— start of Records supplied —

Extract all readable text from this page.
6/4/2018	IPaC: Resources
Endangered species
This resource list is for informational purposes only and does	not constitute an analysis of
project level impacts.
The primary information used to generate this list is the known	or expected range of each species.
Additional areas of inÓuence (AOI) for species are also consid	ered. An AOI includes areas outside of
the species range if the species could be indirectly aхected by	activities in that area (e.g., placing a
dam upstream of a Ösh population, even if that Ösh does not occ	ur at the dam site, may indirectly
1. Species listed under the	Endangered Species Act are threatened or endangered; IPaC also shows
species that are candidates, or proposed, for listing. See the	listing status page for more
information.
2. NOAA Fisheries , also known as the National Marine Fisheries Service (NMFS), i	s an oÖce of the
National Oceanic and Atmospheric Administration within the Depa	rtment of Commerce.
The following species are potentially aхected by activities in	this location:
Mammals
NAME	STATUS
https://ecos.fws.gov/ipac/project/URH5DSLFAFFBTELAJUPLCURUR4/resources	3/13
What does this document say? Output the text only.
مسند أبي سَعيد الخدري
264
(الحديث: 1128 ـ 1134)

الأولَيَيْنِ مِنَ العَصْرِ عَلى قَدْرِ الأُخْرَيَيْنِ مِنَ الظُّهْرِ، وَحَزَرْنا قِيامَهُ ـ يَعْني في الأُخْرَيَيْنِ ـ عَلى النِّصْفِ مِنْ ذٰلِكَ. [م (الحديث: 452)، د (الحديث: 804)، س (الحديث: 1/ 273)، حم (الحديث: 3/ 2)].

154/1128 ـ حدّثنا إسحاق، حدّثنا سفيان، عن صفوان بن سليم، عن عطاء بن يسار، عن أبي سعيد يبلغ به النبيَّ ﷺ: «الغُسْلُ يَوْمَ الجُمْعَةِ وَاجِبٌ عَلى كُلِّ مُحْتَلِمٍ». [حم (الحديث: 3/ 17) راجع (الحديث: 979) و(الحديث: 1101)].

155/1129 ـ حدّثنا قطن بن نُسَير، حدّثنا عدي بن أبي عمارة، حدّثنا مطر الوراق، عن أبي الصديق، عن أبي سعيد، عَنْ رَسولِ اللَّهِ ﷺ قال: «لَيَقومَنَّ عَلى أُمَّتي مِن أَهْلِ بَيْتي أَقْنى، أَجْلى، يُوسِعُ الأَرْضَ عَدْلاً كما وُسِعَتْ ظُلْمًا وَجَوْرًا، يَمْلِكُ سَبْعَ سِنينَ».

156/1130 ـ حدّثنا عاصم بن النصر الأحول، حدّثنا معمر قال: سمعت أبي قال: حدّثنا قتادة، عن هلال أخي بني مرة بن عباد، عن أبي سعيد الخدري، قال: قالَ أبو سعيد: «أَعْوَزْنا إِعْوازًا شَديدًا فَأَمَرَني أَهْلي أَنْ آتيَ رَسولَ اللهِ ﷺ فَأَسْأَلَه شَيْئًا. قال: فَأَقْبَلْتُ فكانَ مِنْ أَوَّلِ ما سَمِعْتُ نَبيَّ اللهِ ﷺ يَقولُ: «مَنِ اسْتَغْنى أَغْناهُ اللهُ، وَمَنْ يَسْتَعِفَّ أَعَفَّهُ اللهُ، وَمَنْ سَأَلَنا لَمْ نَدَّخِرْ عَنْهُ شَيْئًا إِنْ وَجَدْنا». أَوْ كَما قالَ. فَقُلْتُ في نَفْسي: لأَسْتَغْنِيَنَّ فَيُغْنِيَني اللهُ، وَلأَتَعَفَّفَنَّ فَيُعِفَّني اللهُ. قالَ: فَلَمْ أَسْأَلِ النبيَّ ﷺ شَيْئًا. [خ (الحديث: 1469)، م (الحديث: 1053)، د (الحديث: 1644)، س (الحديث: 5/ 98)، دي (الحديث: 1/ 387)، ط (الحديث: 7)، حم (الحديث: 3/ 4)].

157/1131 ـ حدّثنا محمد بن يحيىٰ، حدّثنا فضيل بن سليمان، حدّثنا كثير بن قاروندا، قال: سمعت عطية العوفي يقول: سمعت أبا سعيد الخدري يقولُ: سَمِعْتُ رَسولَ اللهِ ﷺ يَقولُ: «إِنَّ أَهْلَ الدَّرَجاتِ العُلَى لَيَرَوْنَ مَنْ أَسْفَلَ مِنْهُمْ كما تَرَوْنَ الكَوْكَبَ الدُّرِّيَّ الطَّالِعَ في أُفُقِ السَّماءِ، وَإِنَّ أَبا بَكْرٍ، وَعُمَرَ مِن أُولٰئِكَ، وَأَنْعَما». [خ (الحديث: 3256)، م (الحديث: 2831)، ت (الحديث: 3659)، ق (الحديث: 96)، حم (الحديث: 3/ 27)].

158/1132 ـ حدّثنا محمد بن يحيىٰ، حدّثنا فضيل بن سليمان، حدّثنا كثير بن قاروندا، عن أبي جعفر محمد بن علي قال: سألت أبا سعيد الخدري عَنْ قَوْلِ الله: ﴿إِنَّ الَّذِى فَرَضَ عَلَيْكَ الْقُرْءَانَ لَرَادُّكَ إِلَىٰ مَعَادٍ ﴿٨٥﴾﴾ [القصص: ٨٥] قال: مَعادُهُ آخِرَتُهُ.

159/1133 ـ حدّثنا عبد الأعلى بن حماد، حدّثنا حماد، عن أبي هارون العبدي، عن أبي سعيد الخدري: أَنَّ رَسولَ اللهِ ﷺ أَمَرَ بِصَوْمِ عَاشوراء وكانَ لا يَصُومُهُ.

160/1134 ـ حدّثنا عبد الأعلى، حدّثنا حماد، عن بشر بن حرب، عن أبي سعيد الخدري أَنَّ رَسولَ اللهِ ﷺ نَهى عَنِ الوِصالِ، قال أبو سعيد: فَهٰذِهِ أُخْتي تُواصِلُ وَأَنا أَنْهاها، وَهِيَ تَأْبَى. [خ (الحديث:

— end of Records supplied —

All of the entries need to be reproduced exactly; please write them out.

**Solution to the problem**
Extract all readable text from this page.
6/4/2018	IPaC: Resources
Endangered species
This resource list is for informational purposes only and does	not constitute an analysis of
project level impacts.
The primary information used to generate this list is the known	or expected range of each species.
Additional areas of inÓuence (AOI) for species are also consid	ered. An AOI includes areas outside of
the species range if the species could be indirectly aхected by	activities in that area (e.g., placing a
dam upstream of a Ösh population, even if that Ösh does not occ	ur at the dam site, may indirectly
1. Species listed under the	Endangered Species Act are threatened or endangered; IPaC also shows
species that are candidates, or proposed, for listing. See the	listing status page for more
information.
2. NOAA Fisheries , also known as the National Marine Fisheries Service (NMFS), i	s an oÖce of the
National Oceanic and Atmospheric Administration within the Depa	rtment of Commerce.
The following species are potentially aхected by activities in	this location:
Mammals
NAME	STATUS
https://ecos.fws.gov/ipac/project/URH5DSLFAFFBTELAJUPLCURUR4/resources	3/13
What does this document say? Output the text only.
مسند أبي سَعيد الخدري
264
(الحديث: 1128 ـ 1134)

الأولَيَيْنِ مِنَ العَصْرِ عَلى قَدْرِ الأُخْرَيَيْنِ مِنَ الظُّهْرِ، وَحَزَرْنا قِيامَهُ ـ يَعْني في الأُخْرَيَيْنِ ـ عَلى النِّصْفِ مِنْ ذٰلِكَ. [م (الحديث: 452)، د (الحديث: 804)، س (الحديث: 1/ 273)، حم (الحديث: 3/ 2)].

154/1128 ـ حدّثنا إسحاق، حدّثنا سفيان، عن صفوان بن سليم، عن عطاء بن يسار، عن أبي سعيد يبلغ به النبيَّ ﷺ: «الغُسْلُ يَوْمَ الجُمْعَةِ وَاجِبٌ عَلى كُلِّ مُحْتَلِمٍ». [حم (الحديث: 3/ 17) راجع (الحديث: 979) و(الحديث: 1101)].

155/1129 ـ حدّثنا قطن بن نُسَير، حدّثنا عدي بن أبي عمارة، حدّثنا مطر الوراق، عن أبي الصديق، عن أبي سعيد، عَنْ رَسولِ اللَّهِ ﷺ قال: «لَيَقومَنَّ عَلى أُمَّتي مِن أَهْلِ بَيْتي أَقْنى، أَجْلى، يُوسِعُ الأَرْضَ عَدْلاً كما وُسِعَتْ ظُلْمًا وَجَوْرًا، يَمْلِكُ سَبْعَ سِنينَ».

156/1130 ـ حدّثنا عاصم بن النصر الأحول، حدّثنا معمر قال: سمعت أبي قال: حدّثنا قتادة، عن هلال أخي بني مرة بن عباد، عن أبي سعيد الخدري، قال: قالَ أبو سعيد: «أَعْوَزْنا إِعْوازًا شَديدًا فَأَمَرَني أَهْلي أَنْ آتيَ رَسولَ اللهِ ﷺ فَأَسْأَلَه شَيْئًا. قال: فَأَقْبَلْتُ فكانَ مِنْ أَوَّلِ ما سَمِعْتُ نَبيَّ اللهِ ﷺ يَقولُ: «مَنِ اسْتَغْنى أَغْناهُ اللهُ، وَمَنْ يَسْتَعِفَّ أَعَفَّهُ اللهُ، وَمَنْ سَأَلَنا لَمْ نَدَّخِرْ عَنْهُ شَيْئًا إِنْ وَجَدْنا». أَوْ كَما قالَ. فَقُلْتُ في نَفْسي: لأَسْتَغْنِيَنَّ فَيُغْنِيَني اللهُ، وَلأَتَعَفَّفَنَّ فَيُعِفَّني اللهُ. قالَ: فَلَمْ أَسْأَلِ النبيَّ ﷺ شَيْئًا. [خ (الحديث: 1469)، م (الحديث: 1053)، د (الحديث: 1644)، س (الحديث: 5/ 98)، دي (الحديث: 1/ 387)، ط (الحديث: 7)، حم (الحديث: 3/ 4)].

157/1131 ـ حدّثنا محمد بن يحيىٰ، حدّثنا فضيل بن سليمان، حدّثنا كثير بن قاروندا، قال: سمعت عطية العوفي يقول: سمعت أبا سعيد الخدري يقولُ: سَمِعْتُ رَسولَ اللهِ ﷺ يَقولُ: «إِنَّ أَهْلَ الدَّرَجاتِ العُلَى لَيَرَوْنَ مَنْ أَسْفَلَ مِنْهُمْ كما تَرَوْنَ الكَوْكَبَ الدُّرِّيَّ الطَّالِعَ في أُفُقِ السَّماءِ، وَإِنَّ أَبا بَكْرٍ، وَعُمَرَ مِن أُولٰئِكَ، وَأَنْعَما». [خ (الحديث: 3256)، م (الحديث: 2831)، ت (الحديث: 3659)، ق (الحديث: 96)، حم (الحديث: 3/ 27)].

158/1132 ـ حدّثنا محمد بن يحيىٰ، حدّثنا فضيل بن سليمان، حدّثنا كثير بن قاروندا، عن أبي جعفر محمد بن علي قال: سألت أبا سعيد الخدري عَنْ قَوْلِ الله: ﴿إِنَّ الَّذِى فَرَضَ عَلَيْكَ الْقُرْءَانَ لَرَادُّكَ إِلَىٰ مَعَادٍ ﴿٨٥﴾﴾ [القصص: ٨٥] قال: مَعادُهُ آخِرَتُهُ.

159/1133 ـ حدّثنا عبد الأعلى بن حماد، حدّثنا حماد، عن أبي هارون العبدي، عن أبي سعيد الخدري: أَنَّ رَسولَ اللهِ ﷺ أَمَرَ بِصَوْمِ عَاشوراء وكانَ لا يَصُومُهُ.

160/1134 ـ حدّثنا عبد الأعلى، حدّثنا حماد، عن بشر بن حرب، عن أبي سعيد الخدري أَنَّ رَسولَ اللهِ ﷺ نَهى عَنِ الوِصالِ، قال أبو سعيد: فَهٰذِهِ أُخْتي تُواصِلُ وَأَنا أَنْهاها، وَهِيَ تَأْبَى. [خ (الحديث:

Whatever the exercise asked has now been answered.